--- start Provided data ---

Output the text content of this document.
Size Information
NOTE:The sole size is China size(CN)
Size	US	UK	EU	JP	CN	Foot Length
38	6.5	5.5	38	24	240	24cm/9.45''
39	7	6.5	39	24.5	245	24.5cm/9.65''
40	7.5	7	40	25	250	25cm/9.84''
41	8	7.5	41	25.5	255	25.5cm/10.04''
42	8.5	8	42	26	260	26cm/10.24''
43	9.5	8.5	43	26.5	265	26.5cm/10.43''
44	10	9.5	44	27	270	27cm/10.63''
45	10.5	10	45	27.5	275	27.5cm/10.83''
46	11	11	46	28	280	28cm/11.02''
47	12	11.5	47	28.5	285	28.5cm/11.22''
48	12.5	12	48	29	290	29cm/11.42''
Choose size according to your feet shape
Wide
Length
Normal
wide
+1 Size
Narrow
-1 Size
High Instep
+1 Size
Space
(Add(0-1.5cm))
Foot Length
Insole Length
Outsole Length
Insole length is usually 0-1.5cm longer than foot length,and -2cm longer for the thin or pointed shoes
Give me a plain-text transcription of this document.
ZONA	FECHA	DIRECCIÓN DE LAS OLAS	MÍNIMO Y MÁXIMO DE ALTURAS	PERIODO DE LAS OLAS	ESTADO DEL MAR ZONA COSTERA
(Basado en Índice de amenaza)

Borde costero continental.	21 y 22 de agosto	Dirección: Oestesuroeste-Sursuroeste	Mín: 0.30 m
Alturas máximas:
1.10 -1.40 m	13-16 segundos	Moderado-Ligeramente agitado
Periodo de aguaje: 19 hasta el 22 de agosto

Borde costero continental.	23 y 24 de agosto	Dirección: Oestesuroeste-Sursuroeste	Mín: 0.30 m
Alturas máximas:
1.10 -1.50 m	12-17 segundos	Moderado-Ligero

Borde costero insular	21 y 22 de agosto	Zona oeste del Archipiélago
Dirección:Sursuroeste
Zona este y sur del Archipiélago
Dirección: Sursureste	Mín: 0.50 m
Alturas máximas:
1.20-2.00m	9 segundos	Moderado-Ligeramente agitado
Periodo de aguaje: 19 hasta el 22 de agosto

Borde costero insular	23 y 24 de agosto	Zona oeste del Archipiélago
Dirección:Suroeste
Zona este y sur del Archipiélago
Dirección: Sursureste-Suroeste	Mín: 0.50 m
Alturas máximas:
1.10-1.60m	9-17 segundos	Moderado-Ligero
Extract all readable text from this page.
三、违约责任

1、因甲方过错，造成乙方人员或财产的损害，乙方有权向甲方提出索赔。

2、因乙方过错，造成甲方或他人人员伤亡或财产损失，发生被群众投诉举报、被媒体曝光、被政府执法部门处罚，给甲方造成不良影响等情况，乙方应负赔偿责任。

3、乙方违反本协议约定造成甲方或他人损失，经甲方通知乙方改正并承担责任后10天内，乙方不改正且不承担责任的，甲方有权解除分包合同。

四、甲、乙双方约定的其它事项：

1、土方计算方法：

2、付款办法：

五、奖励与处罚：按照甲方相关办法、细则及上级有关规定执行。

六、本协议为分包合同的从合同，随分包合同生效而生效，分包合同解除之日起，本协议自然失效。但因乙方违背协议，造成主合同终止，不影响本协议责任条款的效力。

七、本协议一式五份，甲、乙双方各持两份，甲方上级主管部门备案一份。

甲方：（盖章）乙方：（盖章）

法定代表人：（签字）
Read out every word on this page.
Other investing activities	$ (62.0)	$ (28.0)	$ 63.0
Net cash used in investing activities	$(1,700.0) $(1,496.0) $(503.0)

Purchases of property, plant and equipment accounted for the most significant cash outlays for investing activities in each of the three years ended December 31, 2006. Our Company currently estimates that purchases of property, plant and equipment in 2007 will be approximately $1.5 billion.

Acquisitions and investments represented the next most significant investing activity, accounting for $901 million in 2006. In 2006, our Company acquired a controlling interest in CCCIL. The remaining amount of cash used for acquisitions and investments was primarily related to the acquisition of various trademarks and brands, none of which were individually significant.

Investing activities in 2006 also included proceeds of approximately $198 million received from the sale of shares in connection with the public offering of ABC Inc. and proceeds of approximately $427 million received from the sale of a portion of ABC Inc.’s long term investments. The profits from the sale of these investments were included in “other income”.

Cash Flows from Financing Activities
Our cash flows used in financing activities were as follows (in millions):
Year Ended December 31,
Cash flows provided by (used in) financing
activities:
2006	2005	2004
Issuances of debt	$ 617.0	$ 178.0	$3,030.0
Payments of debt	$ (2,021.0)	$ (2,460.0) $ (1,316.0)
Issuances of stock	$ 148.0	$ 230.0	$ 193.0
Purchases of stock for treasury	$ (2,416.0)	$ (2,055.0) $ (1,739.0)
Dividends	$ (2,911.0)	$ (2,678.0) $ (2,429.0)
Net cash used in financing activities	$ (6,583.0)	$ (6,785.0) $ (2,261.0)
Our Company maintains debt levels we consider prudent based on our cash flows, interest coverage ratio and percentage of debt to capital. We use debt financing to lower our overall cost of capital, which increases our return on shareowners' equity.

--- end Provided data ---

Job → Produce an exact copy of every entry above.

Solution to this problem →
Output the text content of this document.
Size Information
NOTE:The sole size is China size(CN)
Size	US	UK	EU	JP	CN	Foot Length
38	6.5	5.5	38	24	240	24cm/9.45''
39	7	6.5	39	24.5	245	24.5cm/9.65''
40	7.5	7	40	25	250	25cm/9.84''
41	8	7.5	41	25.5	255	25.5cm/10.04''
42	8.5	8	42	26	260	26cm/10.24''
43	9.5	8.5	43	26.5	265	26.5cm/10.43''
44	10	9.5	44	27	270	27cm/10.63''
45	10.5	10	45	27.5	275	27.5cm/10.83''
46	11	11	46	28	280	28cm/11.02''
47	12	11.5	47	28.5	285	28.5cm/11.22''
48	12.5	12	48	29	290	29cm/11.42''
Choose size according to your feet shape
Wide
Length
Normal
wide
+1 Size
Narrow
-1 Size
High Instep
+1 Size
Space
(Add(0-1.5cm))
Foot Length
Insole Length
Outsole Length
Insole length is usually 0-1.5cm longer than foot length,and -2cm longer for the thin or pointed shoes
Give me a plain-text transcription of this document.
ZONA	FECHA	DIRECCIÓN DE LAS OLAS	MÍNIMO Y MÁXIMO DE ALTURAS	PERIODO DE LAS OLAS	ESTADO DEL MAR ZONA COSTERA
(Basado en Índice de amenaza)

Borde costero continental.	21 y 22 de agosto	Dirección: Oestesuroeste-Sursuroeste	Mín: 0.30 m
Alturas máximas:
1.10 -1.40 m	13-16 segundos	Moderado-Ligeramente agitado
Periodo de aguaje: 19 hasta el 22 de agosto

Borde costero continental.	23 y 24 de agosto	Dirección: Oestesuroeste-Sursuroeste	Mín: 0.30 m
Alturas máximas:
1.10 -1.50 m	12-17 segundos	Moderado-Ligero

Borde costero insular	21 y 22 de agosto	Zona oeste del Archipiélago
Dirección:Sursuroeste
Zona este y sur del Archipiélago
Dirección: Sursureste	Mín: 0.50 m
Alturas máximas:
1.20-2.00m	9 segundos	Moderado-Ligeramente agitado
Periodo de aguaje: 19 hasta el 22 de agosto

Borde costero insular	23 y 24 de agosto	Zona oeste del Archipiélago
Dirección:Suroeste
Zona este y sur del Archipiélago
Dirección: Sursureste-Suroeste	Mín: 0.50 m
Alturas máximas:
1.10-1.60m	9-17 segundos	Moderado-Ligero
Extract all readable text from this page.
三、违约责任

1、因甲方过错，造成乙方人员或财产的损害，乙方有权向甲方提出索赔。

2、因乙方过错，造成甲方或他人人员伤亡或财产损失，发生被群众投诉举报、被媒体曝光、被政府执法部门处罚，给甲方造成不良影响等情况，乙方应负赔偿责任。

3、乙方违反本协议约定造成甲方或他人损失，经甲方通知乙方改正并承担责任后10天内，乙方不改正且不承担责任的，甲方有权解除分包合同。

四、甲、乙双方约定的其它事项：

1、土方计算方法：

2、付款办法：

五、奖励与处罚：按照甲方相关办法、细则及上级有关规定执行。

六、本协议为分包合同的从合同，随分包合同生效而生效，分包合同解除之日起，本协议自然失效。但因乙方违背协议，造成主合同终止，不影响本协议责任条款的效力。

七、本协议一式五份，甲、乙双方各持两份，甲方上级主管部门备案一份。

甲方：（盖章）乙方：（盖章）

法定代表人：（签字）
Read out every word on this page.
Other investing activities	$ (62.0)	$ (28.0)	$ 63.0
Net cash used in investing activities	$(1,700.0) $(1,496.0) $(503.0)

Purchases of property, plant and equipment accounted for the most significant cash outlays for investing activities in each of the three years ended December 31, 2006. Our Company currently estimates that purchases of property, plant and equipment in 2007 will be approximately $1.5 billion.

Acquisitions and investments represented the next most significant investing activity, accounting for $901 million in 2006. In 2006, our Company acquired a controlling interest in CCCIL. The remaining amount of cash used for acquisitions and investments was primarily related to the acquisition of various trademarks and brands, none of which were individually significant.

Investing activities in 2006 also included proceeds of approximately $198 million received from the sale of shares in connection with the public offering of ABC Inc. and proceeds of approximately $427 million received from the sale of a portion of ABC Inc.’s long term investments. The profits from the sale of these investments were included in “other income”.

Cash Flows from Financing Activities
Our cash flows used in financing activities were as follows (in millions):
Year Ended December 31,
Cash flows provided by (used in) financing
activities:
2006	2005	2004
Issuances of debt	$ 617.0	$ 178.0	$3,030.0
Payments of debt	$ (2,021.0)	$ (2,460.0) $ (1,316.0)
Issuances of stock	$ 148.0	$ 230.0	$ 193.0
Purchases of stock for treasury	$ (2,416.0)	$ (2,055.0) $ (1,739.0)
Dividends	$ (2,911.0)	$ (2,678.0) $ (2,429.0)
Net cash used in financing activities	$ (6,583.0)	$ (6,785.0) $ (2,261.0)
Our Company maintains debt levels we consider prudent based on our cash flows, interest coverage ratio and percentage of debt to capital. We use debt financing to lower our overall cost of capital, which increases our return on shareowners' equity.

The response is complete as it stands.